**** MATERIAL SHOWN
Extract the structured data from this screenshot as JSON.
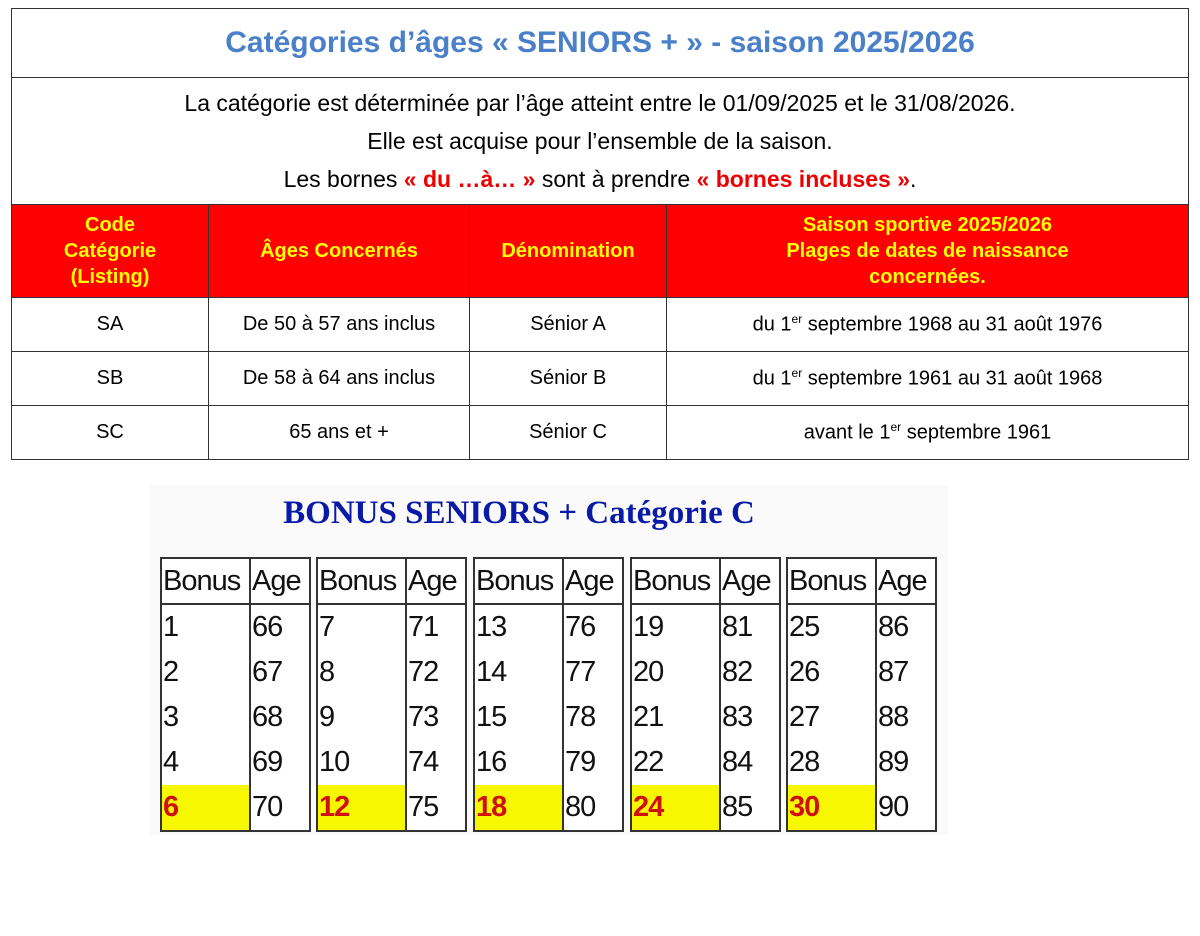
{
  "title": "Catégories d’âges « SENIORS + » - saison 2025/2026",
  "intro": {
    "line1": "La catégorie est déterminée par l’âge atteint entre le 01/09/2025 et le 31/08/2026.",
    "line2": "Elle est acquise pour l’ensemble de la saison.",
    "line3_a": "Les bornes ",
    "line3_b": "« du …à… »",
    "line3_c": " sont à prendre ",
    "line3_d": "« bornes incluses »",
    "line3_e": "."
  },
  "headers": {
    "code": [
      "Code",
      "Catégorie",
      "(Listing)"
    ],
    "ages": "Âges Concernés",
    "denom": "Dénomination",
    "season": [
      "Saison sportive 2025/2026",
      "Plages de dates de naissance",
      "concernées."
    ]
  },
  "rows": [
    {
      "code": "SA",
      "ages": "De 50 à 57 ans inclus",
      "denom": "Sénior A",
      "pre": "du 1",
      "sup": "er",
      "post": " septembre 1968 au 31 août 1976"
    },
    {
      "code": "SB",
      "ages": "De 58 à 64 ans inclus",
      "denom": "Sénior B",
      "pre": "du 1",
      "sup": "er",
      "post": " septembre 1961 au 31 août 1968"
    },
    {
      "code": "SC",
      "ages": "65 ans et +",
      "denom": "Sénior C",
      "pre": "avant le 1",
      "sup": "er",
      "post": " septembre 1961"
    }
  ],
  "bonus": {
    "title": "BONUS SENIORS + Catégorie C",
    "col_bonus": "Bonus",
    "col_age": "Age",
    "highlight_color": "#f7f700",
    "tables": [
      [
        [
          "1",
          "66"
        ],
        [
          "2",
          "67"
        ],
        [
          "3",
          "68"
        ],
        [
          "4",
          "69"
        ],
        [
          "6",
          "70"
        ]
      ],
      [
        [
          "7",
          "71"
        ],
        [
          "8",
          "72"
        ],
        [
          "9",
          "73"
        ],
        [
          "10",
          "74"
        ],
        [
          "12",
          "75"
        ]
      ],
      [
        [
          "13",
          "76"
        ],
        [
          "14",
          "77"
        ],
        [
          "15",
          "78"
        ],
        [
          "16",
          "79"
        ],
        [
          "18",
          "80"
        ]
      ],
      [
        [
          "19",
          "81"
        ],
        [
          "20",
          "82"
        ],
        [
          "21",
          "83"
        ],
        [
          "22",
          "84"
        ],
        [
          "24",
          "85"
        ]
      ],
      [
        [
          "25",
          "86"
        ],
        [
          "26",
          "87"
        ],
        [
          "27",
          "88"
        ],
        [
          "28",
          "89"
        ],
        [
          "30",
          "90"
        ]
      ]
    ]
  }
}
********
• _TO DO_: Copy the whole listing above word for word but do not carry over the pictures.

• _EXERCISE OUTPUT_:
Extract the structured data from this screenshot as JSON.
{
  "title": "Catégories d’âges « SENIORS + » - saison 2025/2026",
  "intro": {
    "line1": "La catégorie est déterminée par l’âge atteint entre le 01/09/2025 et le 31/08/2026.",
    "line2": "Elle est acquise pour l’ensemble de la saison.",
    "line3_a": "Les bornes ",
    "line3_b": "« du …à… »",
    "line3_c": " sont à prendre ",
    "line3_d": "« bornes incluses »",
    "line3_e": "."
  },
  "headers": {
    "code": [
      "Code",
      "Catégorie",
      "(Listing)"
    ],
    "ages": "Âges Concernés",
    "denom": "Dénomination",
    "season": [
      "Saison sportive 2025/2026",
      "Plages de dates de naissance",
      "concernées."
    ]
  },
  "rows": [
    {
      "code": "SA",
      "ages": "De 50 à 57 ans inclus",
      "denom": "Sénior A",
      "pre": "du 1",
      "sup": "er",
      "post": " septembre 1968 au 31 août 1976"
    },
    {
      "code": "SB",
      "ages": "De 58 à 64 ans inclus",
      "denom": "Sénior B",
      "pre": "du 1",
      "sup": "er",
      "post": " septembre 1961 au 31 août 1968"
    },
    {
      "code": "SC",
      "ages": "65 ans et +",
      "denom": "Sénior C",
      "pre": "avant le 1",
      "sup": "er",
      "post": " septembre 1961"
    }
  ],
  "bonus": {
    "title": "BONUS SENIORS + Catégorie C",
    "col_bonus": "Bonus",
    "col_age": "Age",
    "highlight_color": "#f7f700",
    "tables": [
      [
        [
          "1",
          "66"
        ],
        [
          "2",
          "67"
        ],
        [
          "3",
          "68"
        ],
        [
          "4",
          "69"
        ],
        [
          "6",
          "70"
        ]
      ],
      [
        [
          "7",
          "71"
        ],
        [
          "8",
          "72"
        ],
        [
          "9",
          "73"
        ],
        [
          "10",
          "74"
        ],
        [
          "12",
          "75"
        ]
      ],
      [
        [
          "13",
          "76"
        ],
        [
          "14",
          "77"
        ],
        [
          "15",
          "78"
        ],
        [
          "16",
          "79"
        ],
        [
          "18",
          "80"
        ]
      ],
      [
        [
          "19",
          "81"
        ],
        [
          "20",
          "82"
        ],
        [
          "21",
          "83"
        ],
        [
          "22",
          "84"
        ],
        [
          "24",
          "85"
        ]
      ],
      [
        [
          "25",
          "86"
        ],
        [
          "26",
          "87"
        ],
        [
          "27",
          "88"
        ],
        [
          "28",
          "89"
        ],
        [
          "30",
          "90"
        ]
      ]
    ]
  }
}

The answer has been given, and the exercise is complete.